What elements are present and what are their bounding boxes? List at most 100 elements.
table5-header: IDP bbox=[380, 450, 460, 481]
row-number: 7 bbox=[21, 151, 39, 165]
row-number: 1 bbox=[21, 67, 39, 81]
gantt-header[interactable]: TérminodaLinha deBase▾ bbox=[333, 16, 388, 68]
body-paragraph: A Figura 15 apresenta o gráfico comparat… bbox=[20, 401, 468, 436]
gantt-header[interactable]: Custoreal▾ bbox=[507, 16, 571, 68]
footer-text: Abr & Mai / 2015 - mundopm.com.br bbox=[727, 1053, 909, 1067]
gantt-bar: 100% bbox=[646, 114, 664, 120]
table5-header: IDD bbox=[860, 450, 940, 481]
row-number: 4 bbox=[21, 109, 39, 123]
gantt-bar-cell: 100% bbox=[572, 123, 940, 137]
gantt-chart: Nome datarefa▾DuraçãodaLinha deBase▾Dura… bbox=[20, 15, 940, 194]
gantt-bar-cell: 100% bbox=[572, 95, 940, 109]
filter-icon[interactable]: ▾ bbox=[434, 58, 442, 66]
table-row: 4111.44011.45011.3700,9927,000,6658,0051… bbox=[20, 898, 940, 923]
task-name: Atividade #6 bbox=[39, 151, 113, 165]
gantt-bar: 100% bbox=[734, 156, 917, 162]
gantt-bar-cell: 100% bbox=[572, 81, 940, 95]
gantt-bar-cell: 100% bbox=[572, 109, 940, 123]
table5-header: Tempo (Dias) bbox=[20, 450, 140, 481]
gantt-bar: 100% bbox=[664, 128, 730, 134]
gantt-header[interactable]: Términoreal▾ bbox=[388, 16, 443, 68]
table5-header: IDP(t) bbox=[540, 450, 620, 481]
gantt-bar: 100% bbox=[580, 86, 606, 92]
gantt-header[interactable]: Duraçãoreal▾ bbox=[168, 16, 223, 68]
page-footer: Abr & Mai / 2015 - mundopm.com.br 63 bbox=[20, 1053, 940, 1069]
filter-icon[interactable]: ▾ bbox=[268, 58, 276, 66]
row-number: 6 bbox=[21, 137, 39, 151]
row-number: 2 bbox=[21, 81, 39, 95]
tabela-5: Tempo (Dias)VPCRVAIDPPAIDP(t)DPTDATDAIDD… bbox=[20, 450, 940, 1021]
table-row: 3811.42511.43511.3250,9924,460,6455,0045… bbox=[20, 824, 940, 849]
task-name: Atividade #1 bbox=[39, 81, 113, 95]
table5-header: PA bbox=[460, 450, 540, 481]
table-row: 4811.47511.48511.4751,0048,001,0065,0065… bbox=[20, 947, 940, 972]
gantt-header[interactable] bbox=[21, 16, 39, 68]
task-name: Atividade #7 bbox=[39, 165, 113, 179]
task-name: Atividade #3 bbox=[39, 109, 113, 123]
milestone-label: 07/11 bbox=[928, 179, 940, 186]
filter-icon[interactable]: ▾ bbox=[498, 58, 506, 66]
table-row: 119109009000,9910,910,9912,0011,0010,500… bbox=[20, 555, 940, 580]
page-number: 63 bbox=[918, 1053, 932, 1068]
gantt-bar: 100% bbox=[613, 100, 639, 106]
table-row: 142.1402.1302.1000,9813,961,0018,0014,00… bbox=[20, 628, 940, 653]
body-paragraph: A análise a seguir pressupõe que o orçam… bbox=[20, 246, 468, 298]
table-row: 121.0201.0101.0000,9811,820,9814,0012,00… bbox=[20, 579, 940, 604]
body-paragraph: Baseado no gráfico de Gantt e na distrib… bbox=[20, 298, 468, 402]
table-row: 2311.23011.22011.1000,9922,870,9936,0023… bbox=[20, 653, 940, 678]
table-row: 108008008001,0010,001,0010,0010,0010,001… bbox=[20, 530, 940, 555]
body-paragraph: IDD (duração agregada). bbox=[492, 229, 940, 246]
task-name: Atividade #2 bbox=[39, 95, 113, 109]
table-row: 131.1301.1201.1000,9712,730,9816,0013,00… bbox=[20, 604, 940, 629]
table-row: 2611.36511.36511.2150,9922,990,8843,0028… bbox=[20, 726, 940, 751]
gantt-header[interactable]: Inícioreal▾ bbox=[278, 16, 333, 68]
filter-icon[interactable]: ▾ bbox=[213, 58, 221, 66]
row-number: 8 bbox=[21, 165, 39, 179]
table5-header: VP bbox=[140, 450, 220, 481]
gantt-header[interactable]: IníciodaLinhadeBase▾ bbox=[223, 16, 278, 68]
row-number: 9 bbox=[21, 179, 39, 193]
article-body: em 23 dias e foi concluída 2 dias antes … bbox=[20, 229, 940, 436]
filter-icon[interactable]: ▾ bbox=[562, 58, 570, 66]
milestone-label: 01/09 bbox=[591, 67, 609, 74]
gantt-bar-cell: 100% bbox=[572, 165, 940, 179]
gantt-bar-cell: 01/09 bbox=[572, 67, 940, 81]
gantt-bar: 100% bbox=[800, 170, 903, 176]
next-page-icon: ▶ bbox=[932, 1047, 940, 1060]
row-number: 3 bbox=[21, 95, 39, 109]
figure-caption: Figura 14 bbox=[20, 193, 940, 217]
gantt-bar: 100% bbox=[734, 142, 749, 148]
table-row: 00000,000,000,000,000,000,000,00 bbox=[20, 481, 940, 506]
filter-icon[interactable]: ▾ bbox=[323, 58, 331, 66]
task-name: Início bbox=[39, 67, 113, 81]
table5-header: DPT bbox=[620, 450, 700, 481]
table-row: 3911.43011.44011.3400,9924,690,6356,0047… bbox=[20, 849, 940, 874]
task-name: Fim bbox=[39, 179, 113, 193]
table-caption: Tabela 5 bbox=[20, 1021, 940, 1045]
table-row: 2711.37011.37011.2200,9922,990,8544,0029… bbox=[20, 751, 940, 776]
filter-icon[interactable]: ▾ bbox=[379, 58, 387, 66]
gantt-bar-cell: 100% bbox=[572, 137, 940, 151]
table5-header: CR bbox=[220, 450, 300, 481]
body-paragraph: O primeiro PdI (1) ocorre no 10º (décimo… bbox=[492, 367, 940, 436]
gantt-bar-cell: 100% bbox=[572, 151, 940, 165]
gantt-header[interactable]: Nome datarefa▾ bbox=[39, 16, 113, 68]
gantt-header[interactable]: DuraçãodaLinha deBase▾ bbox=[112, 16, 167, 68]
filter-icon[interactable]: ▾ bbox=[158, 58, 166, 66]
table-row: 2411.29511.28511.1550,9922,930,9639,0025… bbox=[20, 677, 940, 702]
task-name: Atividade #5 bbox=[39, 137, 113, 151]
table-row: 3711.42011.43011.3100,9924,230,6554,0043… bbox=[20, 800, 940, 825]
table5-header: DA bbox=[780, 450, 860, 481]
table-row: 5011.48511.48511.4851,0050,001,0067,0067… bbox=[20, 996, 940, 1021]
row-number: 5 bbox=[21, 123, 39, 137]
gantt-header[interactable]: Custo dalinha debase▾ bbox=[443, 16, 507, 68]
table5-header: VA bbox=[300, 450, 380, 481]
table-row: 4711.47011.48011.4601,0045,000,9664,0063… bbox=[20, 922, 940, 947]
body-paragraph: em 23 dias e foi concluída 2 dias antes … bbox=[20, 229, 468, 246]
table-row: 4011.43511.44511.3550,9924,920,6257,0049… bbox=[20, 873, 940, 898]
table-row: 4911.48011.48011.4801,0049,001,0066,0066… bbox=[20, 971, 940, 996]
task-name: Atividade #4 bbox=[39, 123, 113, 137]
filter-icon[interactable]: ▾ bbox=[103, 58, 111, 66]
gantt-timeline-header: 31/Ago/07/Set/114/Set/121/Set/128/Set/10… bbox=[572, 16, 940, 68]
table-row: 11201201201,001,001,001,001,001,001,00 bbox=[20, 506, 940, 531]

# Set task
Change every "task-name" in the data above to "activity-name", then write out all the lines again with nothing else altered.

# Result of this exercise
What elements are present and what are their bounding boxes? List at most 100 elements.
table5-header: IDP bbox=[380, 450, 460, 481]
row-number: 7 bbox=[21, 151, 39, 165]
row-number: 1 bbox=[21, 67, 39, 81]
gantt-header[interactable]: TérminodaLinha deBase▾ bbox=[333, 16, 388, 68]
body-paragraph: A Figura 15 apresenta o gráfico comparat… bbox=[20, 401, 468, 436]
gantt-header[interactable]: Custoreal▾ bbox=[507, 16, 571, 68]
footer-text: Abr & Mai / 2015 - mundopm.com.br bbox=[727, 1053, 909, 1067]
gantt-bar: 100% bbox=[646, 114, 664, 120]
table5-header: IDD bbox=[860, 450, 940, 481]
row-number: 4 bbox=[21, 109, 39, 123]
gantt-bar-cell: 100% bbox=[572, 123, 940, 137]
gantt-chart: Nome datarefa▾DuraçãodaLinha deBase▾Dura… bbox=[20, 15, 940, 194]
gantt-bar-cell: 100% bbox=[572, 95, 940, 109]
filter-icon[interactable]: ▾ bbox=[434, 58, 442, 66]
table-row: 4111.44011.45011.3700,9927,000,6658,0051… bbox=[20, 898, 940, 923]
activity-name: Atividade #6 bbox=[39, 151, 113, 165]
gantt-bar: 100% bbox=[734, 156, 917, 162]
gantt-bar-cell: 100% bbox=[572, 81, 940, 95]
gantt-bar-cell: 100% bbox=[572, 109, 940, 123]
table5-header: Tempo (Dias) bbox=[20, 450, 140, 481]
gantt-bar: 100% bbox=[664, 128, 730, 134]
gantt-header[interactable]: Términoreal▾ bbox=[388, 16, 443, 68]
table5-header: IDP(t) bbox=[540, 450, 620, 481]
gantt-bar: 100% bbox=[580, 86, 606, 92]
gantt-header[interactable]: Duraçãoreal▾ bbox=[168, 16, 223, 68]
page-footer: Abr & Mai / 2015 - mundopm.com.br 63 bbox=[20, 1053, 940, 1069]
filter-icon[interactable]: ▾ bbox=[268, 58, 276, 66]
row-number: 6 bbox=[21, 137, 39, 151]
row-number: 2 bbox=[21, 81, 39, 95]
tabela-5: Tempo (Dias)VPCRVAIDPPAIDP(t)DPTDATDAIDD… bbox=[20, 450, 940, 1021]
table-row: 3811.42511.43511.3250,9924,460,6455,0045… bbox=[20, 824, 940, 849]
activity-name: Atividade #1 bbox=[39, 81, 113, 95]
table5-header: PA bbox=[460, 450, 540, 481]
table-row: 4811.47511.48511.4751,0048,001,0065,0065… bbox=[20, 947, 940, 972]
gantt-header[interactable] bbox=[21, 16, 39, 68]
activity-name: Atividade #7 bbox=[39, 165, 113, 179]
activity-name: Atividade #3 bbox=[39, 109, 113, 123]
milestone-label: 07/11 bbox=[928, 179, 940, 186]
filter-icon[interactable]: ▾ bbox=[498, 58, 506, 66]
table-row: 119109009000,9910,910,9912,0011,0010,500… bbox=[20, 555, 940, 580]
page-number: 63 bbox=[918, 1053, 932, 1068]
gantt-bar: 100% bbox=[613, 100, 639, 106]
table-row: 142.1402.1302.1000,9813,961,0018,0014,00… bbox=[20, 628, 940, 653]
body-paragraph: A análise a seguir pressupõe que o orçam… bbox=[20, 246, 468, 298]
table-row: 121.0201.0101.0000,9811,820,9814,0012,00… bbox=[20, 579, 940, 604]
body-paragraph: Baseado no gráfico de Gantt e na distrib… bbox=[20, 298, 468, 402]
table-row: 2311.23011.22011.1000,9922,870,9936,0023… bbox=[20, 653, 940, 678]
table-row: 108008008001,0010,001,0010,0010,0010,001… bbox=[20, 530, 940, 555]
body-paragraph: IDD (duração agregada). bbox=[492, 229, 940, 246]
activity-name: Atividade #2 bbox=[39, 95, 113, 109]
table-row: 131.1301.1201.1000,9712,730,9816,0013,00… bbox=[20, 604, 940, 629]
table-row: 2611.36511.36511.2150,9922,990,8843,0028… bbox=[20, 726, 940, 751]
gantt-header[interactable]: Inícioreal▾ bbox=[278, 16, 333, 68]
filter-icon[interactable]: ▾ bbox=[213, 58, 221, 66]
row-number: 8 bbox=[21, 165, 39, 179]
table5-header: VP bbox=[140, 450, 220, 481]
gantt-header[interactable]: IníciodaLinhadeBase▾ bbox=[223, 16, 278, 68]
row-number: 9 bbox=[21, 179, 39, 193]
article-body: em 23 dias e foi concluída 2 dias antes … bbox=[20, 229, 940, 436]
filter-icon[interactable]: ▾ bbox=[562, 58, 570, 66]
milestone-label: 01/09 bbox=[591, 67, 609, 74]
gantt-bar-cell: 100% bbox=[572, 165, 940, 179]
gantt-bar-cell: 01/09 bbox=[572, 67, 940, 81]
gantt-bar: 100% bbox=[800, 170, 903, 176]
next-page-icon: ▶ bbox=[932, 1047, 940, 1060]
row-number: 3 bbox=[21, 95, 39, 109]
figure-caption: Figura 14 bbox=[20, 193, 940, 217]
gantt-bar: 100% bbox=[734, 142, 749, 148]
table-row: 00000,000,000,000,000,000,000,00 bbox=[20, 481, 940, 506]
filter-icon[interactable]: ▾ bbox=[323, 58, 331, 66]
activity-name: Início bbox=[39, 67, 113, 81]
table5-header: DPT bbox=[620, 450, 700, 481]
table-row: 3911.43011.44011.3400,9924,690,6356,0047… bbox=[20, 849, 940, 874]
activity-name: Fim bbox=[39, 179, 113, 193]
table-caption: Tabela 5 bbox=[20, 1021, 940, 1045]
table-row: 2711.37011.37011.2200,9922,990,8544,0029… bbox=[20, 751, 940, 776]
filter-icon[interactable]: ▾ bbox=[379, 58, 387, 66]
gantt-bar-cell: 100% bbox=[572, 137, 940, 151]
table5-header: CR bbox=[220, 450, 300, 481]
body-paragraph: O primeiro PdI (1) ocorre no 10º (décimo… bbox=[492, 367, 940, 436]
gantt-bar-cell: 100% bbox=[572, 151, 940, 165]
gantt-header[interactable]: Nome datarefa▾ bbox=[39, 16, 113, 68]
gantt-header[interactable]: DuraçãodaLinha deBase▾ bbox=[112, 16, 167, 68]
filter-icon[interactable]: ▾ bbox=[158, 58, 166, 66]
table-row: 2411.29511.28511.1550,9922,930,9639,0025… bbox=[20, 677, 940, 702]
activity-name: Atividade #5 bbox=[39, 137, 113, 151]
table-row: 3711.42011.43011.3100,9924,230,6554,0043… bbox=[20, 800, 940, 825]
table5-header: DA bbox=[780, 450, 860, 481]
table-row: 5011.48511.48511.4851,0050,001,0067,0067… bbox=[20, 996, 940, 1021]
row-number: 5 bbox=[21, 123, 39, 137]
gantt-header[interactable]: Custo dalinha debase▾ bbox=[443, 16, 507, 68]
table5-header: VA bbox=[300, 450, 380, 481]
table-row: 4711.47011.48011.4601,0045,000,9664,0063… bbox=[20, 922, 940, 947]
body-paragraph: em 23 dias e foi concluída 2 dias antes … bbox=[20, 229, 468, 246]
table-row: 4011.43511.44511.3550,9924,920,6257,0049… bbox=[20, 873, 940, 898]
table-row: 4911.48011.48011.4801,0049,001,0066,0066… bbox=[20, 971, 940, 996]
activity-name: Atividade #4 bbox=[39, 123, 113, 137]
filter-icon[interactable]: ▾ bbox=[103, 58, 111, 66]
gantt-timeline-header: 31/Ago/07/Set/114/Set/121/Set/128/Set/10… bbox=[572, 16, 940, 68]
table-row: 11201201201,001,001,001,001,001,001,00 bbox=[20, 506, 940, 531]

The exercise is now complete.